## Task requirements
Note each line of the listing that contains the string "органов", and copy it.

start Raw records

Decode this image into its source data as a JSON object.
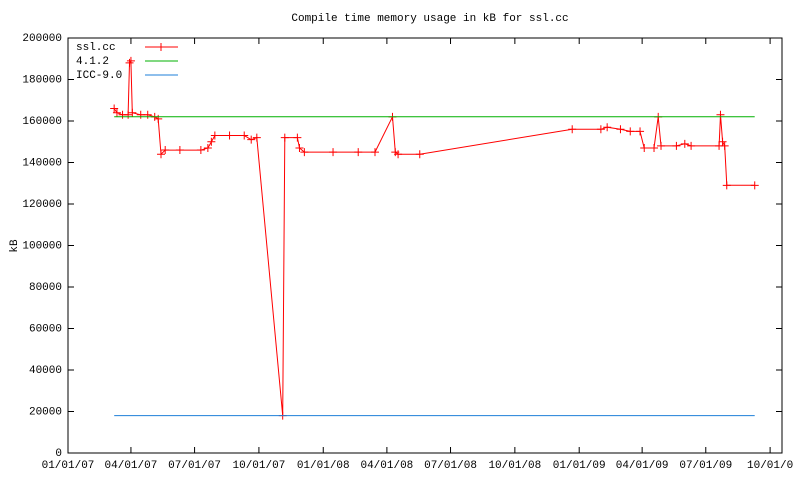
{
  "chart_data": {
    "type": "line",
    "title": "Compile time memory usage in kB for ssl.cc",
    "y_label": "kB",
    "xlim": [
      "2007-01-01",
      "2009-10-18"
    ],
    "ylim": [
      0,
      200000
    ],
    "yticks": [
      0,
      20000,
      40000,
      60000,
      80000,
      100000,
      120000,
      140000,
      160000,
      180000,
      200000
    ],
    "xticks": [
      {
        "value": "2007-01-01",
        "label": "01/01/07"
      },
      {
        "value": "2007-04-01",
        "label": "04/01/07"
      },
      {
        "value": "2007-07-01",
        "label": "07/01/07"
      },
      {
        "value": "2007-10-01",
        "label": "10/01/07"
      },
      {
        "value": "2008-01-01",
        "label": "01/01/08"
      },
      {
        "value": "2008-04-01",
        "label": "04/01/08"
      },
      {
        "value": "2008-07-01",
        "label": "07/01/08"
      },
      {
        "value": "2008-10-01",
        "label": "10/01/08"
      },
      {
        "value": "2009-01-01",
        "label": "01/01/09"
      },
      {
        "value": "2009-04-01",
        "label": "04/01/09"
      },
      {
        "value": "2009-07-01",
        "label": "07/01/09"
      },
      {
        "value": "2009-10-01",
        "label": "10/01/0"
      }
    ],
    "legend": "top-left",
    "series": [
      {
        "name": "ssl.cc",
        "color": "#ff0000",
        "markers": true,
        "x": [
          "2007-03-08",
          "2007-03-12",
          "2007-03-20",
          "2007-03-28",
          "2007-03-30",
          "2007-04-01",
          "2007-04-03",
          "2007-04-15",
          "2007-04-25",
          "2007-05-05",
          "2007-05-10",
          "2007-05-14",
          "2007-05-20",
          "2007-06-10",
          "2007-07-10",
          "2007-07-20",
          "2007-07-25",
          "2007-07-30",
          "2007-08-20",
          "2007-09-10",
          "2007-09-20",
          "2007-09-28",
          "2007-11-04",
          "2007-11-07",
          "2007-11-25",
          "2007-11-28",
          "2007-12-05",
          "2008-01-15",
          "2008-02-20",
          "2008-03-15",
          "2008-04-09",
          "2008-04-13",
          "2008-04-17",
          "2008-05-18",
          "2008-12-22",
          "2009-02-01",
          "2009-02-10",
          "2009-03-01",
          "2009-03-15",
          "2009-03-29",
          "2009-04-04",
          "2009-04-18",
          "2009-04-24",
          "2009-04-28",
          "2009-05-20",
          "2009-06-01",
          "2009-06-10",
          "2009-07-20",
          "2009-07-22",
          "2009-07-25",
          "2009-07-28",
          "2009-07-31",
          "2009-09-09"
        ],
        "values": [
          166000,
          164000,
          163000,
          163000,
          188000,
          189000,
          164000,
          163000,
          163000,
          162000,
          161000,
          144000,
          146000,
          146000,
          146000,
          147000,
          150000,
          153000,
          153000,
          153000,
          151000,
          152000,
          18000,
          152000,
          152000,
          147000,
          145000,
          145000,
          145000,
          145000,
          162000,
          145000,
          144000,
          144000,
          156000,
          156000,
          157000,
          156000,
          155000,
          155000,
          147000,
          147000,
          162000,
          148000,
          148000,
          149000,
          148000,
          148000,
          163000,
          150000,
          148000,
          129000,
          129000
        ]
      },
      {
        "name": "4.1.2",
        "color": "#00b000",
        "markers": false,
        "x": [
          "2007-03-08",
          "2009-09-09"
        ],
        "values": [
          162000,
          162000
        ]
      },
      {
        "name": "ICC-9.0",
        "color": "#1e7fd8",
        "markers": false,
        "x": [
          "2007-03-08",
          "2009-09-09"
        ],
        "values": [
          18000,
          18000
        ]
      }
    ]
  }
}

end Raw records
start Raw records

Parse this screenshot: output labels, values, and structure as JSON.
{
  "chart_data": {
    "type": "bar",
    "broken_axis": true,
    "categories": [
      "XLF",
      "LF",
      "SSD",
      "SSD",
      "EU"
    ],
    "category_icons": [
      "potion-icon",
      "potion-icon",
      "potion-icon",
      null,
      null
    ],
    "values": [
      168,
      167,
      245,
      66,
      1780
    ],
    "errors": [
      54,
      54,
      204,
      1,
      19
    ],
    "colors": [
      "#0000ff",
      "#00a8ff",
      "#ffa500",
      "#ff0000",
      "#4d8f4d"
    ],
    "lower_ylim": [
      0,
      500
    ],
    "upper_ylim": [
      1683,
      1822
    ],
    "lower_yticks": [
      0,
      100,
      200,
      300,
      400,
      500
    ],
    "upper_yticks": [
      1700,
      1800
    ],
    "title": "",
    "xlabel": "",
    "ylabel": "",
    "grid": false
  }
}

end Raw records
start Raw records

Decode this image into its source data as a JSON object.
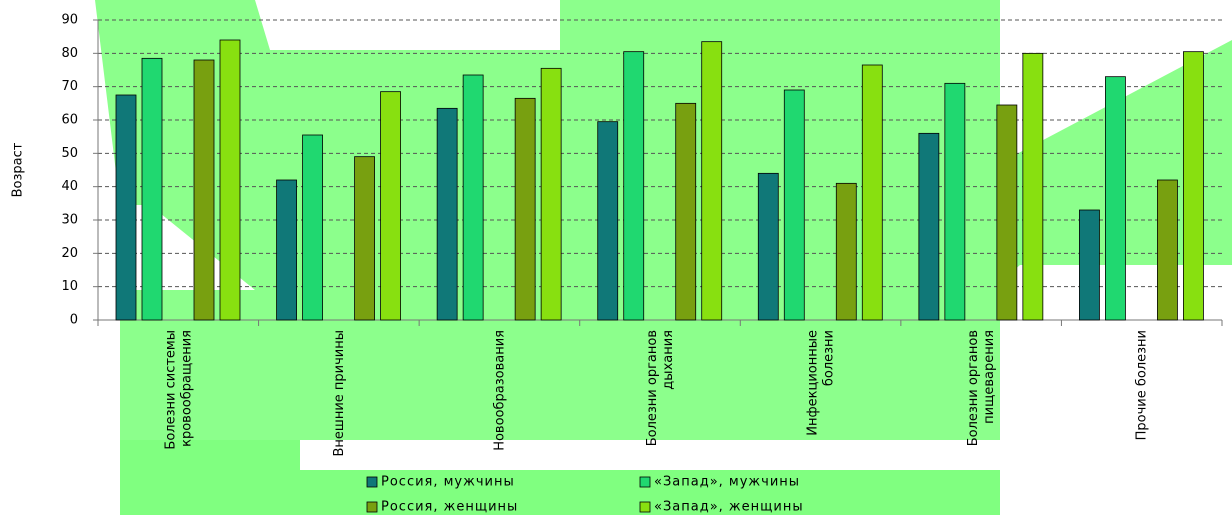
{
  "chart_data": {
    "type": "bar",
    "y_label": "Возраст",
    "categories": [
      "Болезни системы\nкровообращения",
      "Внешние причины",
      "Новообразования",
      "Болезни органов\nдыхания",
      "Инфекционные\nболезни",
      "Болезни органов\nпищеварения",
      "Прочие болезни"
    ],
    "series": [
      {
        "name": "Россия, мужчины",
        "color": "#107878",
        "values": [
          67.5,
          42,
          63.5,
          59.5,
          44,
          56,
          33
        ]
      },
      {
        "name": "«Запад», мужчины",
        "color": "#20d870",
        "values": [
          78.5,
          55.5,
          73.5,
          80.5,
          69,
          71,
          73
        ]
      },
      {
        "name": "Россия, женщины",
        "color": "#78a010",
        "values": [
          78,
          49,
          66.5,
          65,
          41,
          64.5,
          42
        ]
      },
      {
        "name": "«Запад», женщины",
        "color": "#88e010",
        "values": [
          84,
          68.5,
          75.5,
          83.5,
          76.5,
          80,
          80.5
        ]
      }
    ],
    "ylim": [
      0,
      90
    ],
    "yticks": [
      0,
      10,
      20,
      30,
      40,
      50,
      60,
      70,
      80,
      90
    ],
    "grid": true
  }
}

end Raw records

## Response below
      "Болезни органов\nдыхания",
      "Болезни органов\nпищеварения",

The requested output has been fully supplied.